• [Set problem]: Reproduce every record below exactly as it appears.

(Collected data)
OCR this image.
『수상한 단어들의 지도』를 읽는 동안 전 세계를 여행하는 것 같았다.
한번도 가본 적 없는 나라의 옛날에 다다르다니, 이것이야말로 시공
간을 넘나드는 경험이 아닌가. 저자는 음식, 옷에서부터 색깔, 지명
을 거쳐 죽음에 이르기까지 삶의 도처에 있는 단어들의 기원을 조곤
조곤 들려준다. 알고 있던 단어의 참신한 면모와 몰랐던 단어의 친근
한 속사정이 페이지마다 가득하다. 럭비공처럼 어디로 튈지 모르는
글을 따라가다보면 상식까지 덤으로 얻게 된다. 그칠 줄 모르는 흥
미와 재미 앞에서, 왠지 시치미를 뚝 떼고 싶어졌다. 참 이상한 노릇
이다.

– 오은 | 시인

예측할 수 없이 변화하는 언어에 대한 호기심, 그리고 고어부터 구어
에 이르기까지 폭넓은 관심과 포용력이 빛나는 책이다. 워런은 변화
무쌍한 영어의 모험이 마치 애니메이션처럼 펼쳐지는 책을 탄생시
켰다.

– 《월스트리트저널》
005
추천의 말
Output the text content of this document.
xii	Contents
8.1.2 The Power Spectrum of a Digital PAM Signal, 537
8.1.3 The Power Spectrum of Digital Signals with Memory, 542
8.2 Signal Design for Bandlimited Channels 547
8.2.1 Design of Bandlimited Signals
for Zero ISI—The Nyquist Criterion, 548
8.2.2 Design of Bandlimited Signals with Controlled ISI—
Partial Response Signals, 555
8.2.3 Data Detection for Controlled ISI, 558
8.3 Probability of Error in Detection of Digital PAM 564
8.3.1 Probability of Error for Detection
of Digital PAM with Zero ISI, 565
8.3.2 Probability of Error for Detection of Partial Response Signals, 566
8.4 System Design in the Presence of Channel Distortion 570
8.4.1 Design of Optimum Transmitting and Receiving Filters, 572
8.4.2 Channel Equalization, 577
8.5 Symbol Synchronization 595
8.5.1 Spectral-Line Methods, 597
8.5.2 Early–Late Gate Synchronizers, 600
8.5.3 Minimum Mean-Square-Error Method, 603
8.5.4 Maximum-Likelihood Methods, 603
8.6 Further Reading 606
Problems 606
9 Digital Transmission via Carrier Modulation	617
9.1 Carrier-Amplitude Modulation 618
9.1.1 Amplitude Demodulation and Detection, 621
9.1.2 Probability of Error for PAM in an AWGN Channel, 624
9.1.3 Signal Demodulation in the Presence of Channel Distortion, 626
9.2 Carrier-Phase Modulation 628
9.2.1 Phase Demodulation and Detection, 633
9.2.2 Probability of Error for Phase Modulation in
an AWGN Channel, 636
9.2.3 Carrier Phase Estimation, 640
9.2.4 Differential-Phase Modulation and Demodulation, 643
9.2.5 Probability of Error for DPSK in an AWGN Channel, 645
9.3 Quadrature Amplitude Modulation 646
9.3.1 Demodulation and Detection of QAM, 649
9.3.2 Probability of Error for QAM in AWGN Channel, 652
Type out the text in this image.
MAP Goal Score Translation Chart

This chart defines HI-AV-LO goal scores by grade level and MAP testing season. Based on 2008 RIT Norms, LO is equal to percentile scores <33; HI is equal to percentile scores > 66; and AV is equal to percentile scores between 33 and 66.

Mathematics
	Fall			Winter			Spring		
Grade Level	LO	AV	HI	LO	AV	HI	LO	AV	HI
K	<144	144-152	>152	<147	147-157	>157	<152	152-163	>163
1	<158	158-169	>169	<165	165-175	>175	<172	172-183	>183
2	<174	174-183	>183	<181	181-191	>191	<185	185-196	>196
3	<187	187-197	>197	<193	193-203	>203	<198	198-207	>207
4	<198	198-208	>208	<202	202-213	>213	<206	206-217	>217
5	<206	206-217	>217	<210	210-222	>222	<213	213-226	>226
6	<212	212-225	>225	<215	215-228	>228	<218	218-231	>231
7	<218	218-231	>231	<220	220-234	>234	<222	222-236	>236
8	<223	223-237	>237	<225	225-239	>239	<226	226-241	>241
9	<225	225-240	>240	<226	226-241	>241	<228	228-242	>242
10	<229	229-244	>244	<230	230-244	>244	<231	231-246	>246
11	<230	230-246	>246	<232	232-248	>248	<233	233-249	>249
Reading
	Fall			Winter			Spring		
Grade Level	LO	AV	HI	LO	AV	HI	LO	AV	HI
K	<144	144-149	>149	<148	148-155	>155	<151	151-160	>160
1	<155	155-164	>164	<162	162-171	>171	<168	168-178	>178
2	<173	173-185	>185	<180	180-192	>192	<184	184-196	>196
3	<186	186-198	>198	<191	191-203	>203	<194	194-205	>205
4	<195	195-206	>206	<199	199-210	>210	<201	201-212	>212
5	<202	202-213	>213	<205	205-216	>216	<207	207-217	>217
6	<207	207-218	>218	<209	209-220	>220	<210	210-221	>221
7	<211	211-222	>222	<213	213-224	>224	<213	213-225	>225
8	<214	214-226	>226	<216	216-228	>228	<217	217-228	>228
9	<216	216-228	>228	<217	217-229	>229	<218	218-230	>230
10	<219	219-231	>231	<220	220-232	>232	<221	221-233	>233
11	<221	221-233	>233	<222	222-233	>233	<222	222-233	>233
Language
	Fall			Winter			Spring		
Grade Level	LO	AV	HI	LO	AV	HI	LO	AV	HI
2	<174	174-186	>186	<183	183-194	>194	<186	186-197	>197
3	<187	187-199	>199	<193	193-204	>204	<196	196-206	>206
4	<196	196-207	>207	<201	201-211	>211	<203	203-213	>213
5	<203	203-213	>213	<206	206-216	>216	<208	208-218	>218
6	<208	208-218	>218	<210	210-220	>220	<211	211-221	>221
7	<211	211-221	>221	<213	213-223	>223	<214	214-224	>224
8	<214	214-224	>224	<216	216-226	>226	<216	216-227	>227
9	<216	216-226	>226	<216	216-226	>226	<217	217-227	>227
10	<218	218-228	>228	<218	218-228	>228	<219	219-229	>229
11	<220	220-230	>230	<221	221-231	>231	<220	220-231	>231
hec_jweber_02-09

• [Result of this task]:
OCR this image.
『수상한 단어들의 지도』를 읽는 동안 전 세계를 여행하는 것 같았다.
한번도 가본 적 없는 나라의 옛날에 다다르다니, 이것이야말로 시공
간을 넘나드는 경험이 아닌가. 저자는 음식, 옷에서부터 색깔, 지명
을 거쳐 죽음에 이르기까지 삶의 도처에 있는 단어들의 기원을 조곤
조곤 들려준다. 알고 있던 단어의 참신한 면모와 몰랐던 단어의 친근
한 속사정이 페이지마다 가득하다. 럭비공처럼 어디로 튈지 모르는
글을 따라가다보면 상식까지 덤으로 얻게 된다. 그칠 줄 모르는 흥
미와 재미 앞에서, 왠지 시치미를 뚝 떼고 싶어졌다. 참 이상한 노릇
이다.

– 오은 | 시인

예측할 수 없이 변화하는 언어에 대한 호기심, 그리고 고어부터 구어
에 이르기까지 폭넓은 관심과 포용력이 빛나는 책이다. 워런은 변화
무쌍한 영어의 모험이 마치 애니메이션처럼 펼쳐지는 책을 탄생시
켰다.

– 《월스트리트저널》
005
추천의 말
Output the text content of this document.
xii	Contents
8.1.2 The Power Spectrum of a Digital PAM Signal, 537
8.1.3 The Power Spectrum of Digital Signals with Memory, 542
8.2 Signal Design for Bandlimited Channels 547
8.2.1 Design of Bandlimited Signals
for Zero ISI—The Nyquist Criterion, 548
8.2.2 Design of Bandlimited Signals with Controlled ISI—
Partial Response Signals, 555
8.2.3 Data Detection for Controlled ISI, 558
8.3 Probability of Error in Detection of Digital PAM 564
8.3.1 Probability of Error for Detection
of Digital PAM with Zero ISI, 565
8.3.2 Probability of Error for Detection of Partial Response Signals, 566
8.4 System Design in the Presence of Channel Distortion 570
8.4.1 Design of Optimum Transmitting and Receiving Filters, 572
8.4.2 Channel Equalization, 577
8.5 Symbol Synchronization 595
8.5.1 Spectral-Line Methods, 597
8.5.2 Early–Late Gate Synchronizers, 600
8.5.3 Minimum Mean-Square-Error Method, 603
8.5.4 Maximum-Likelihood Methods, 603
8.6 Further Reading 606
Problems 606
9 Digital Transmission via Carrier Modulation	617
9.1 Carrier-Amplitude Modulation 618
9.1.1 Amplitude Demodulation and Detection, 621
9.1.2 Probability of Error for PAM in an AWGN Channel, 624
9.1.3 Signal Demodulation in the Presence of Channel Distortion, 626
9.2 Carrier-Phase Modulation 628
9.2.1 Phase Demodulation and Detection, 633
9.2.2 Probability of Error for Phase Modulation in
an AWGN Channel, 636
9.2.3 Carrier Phase Estimation, 640
9.2.4 Differential-Phase Modulation and Demodulation, 643
9.2.5 Probability of Error for DPSK in an AWGN Channel, 645
9.3 Quadrature Amplitude Modulation 646
9.3.1 Demodulation and Detection of QAM, 649
9.3.2 Probability of Error for QAM in AWGN Channel, 652
Type out the text in this image.
MAP Goal Score Translation Chart

This chart defines HI-AV-LO goal scores by grade level and MAP testing season. Based on 2008 RIT Norms, LO is equal to percentile scores <33; HI is equal to percentile scores > 66; and AV is equal to percentile scores between 33 and 66.

Mathematics
	Fall			Winter			Spring		
Grade Level	LO	AV	HI	LO	AV	HI	LO	AV	HI
K	<144	144-152	>152	<147	147-157	>157	<152	152-163	>163
1	<158	158-169	>169	<165	165-175	>175	<172	172-183	>183
2	<174	174-183	>183	<181	181-191	>191	<185	185-196	>196
3	<187	187-197	>197	<193	193-203	>203	<198	198-207	>207
4	<198	198-208	>208	<202	202-213	>213	<206	206-217	>217
5	<206	206-217	>217	<210	210-222	>222	<213	213-226	>226
6	<212	212-225	>225	<215	215-228	>228	<218	218-231	>231
7	<218	218-231	>231	<220	220-234	>234	<222	222-236	>236
8	<223	223-237	>237	<225	225-239	>239	<226	226-241	>241
9	<225	225-240	>240	<226	226-241	>241	<228	228-242	>242
10	<229	229-244	>244	<230	230-244	>244	<231	231-246	>246
11	<230	230-246	>246	<232	232-248	>248	<233	233-249	>249
Reading
	Fall			Winter			Spring		
Grade Level	LO	AV	HI	LO	AV	HI	LO	AV	HI
K	<144	144-149	>149	<148	148-155	>155	<151	151-160	>160
1	<155	155-164	>164	<162	162-171	>171	<168	168-178	>178
2	<173	173-185	>185	<180	180-192	>192	<184	184-196	>196
3	<186	186-198	>198	<191	191-203	>203	<194	194-205	>205
4	<195	195-206	>206	<199	199-210	>210	<201	201-212	>212
5	<202	202-213	>213	<205	205-216	>216	<207	207-217	>217
6	<207	207-218	>218	<209	209-220	>220	<210	210-221	>221
7	<211	211-222	>222	<213	213-224	>224	<213	213-225	>225
8	<214	214-226	>226	<216	216-228	>228	<217	217-228	>228
9	<216	216-228	>228	<217	217-229	>229	<218	218-230	>230
10	<219	219-231	>231	<220	220-232	>232	<221	221-233	>233
11	<221	221-233	>233	<222	222-233	>233	<222	222-233	>233
Language
	Fall			Winter			Spring		
Grade Level	LO	AV	HI	LO	AV	HI	LO	AV	HI
2	<174	174-186	>186	<183	183-194	>194	<186	186-197	>197
3	<187	187-199	>199	<193	193-204	>204	<196	196-206	>206
4	<196	196-207	>207	<201	201-211	>211	<203	203-213	>213
5	<203	203-213	>213	<206	206-216	>216	<208	208-218	>218
6	<208	208-218	>218	<210	210-220	>220	<211	211-221	>221
7	<211	211-221	>221	<213	213-223	>223	<214	214-224	>224
8	<214	214-224	>224	<216	216-226	>226	<216	216-227	>227
9	<216	216-226	>226	<216	216-226	>226	<217	217-227	>227
10	<218	218-228	>228	<218	218-228	>228	<219	219-229	>229
11	<220	220-230	>230	<221	221-231	>231	<220	220-231	>231
hec_jweber_02-09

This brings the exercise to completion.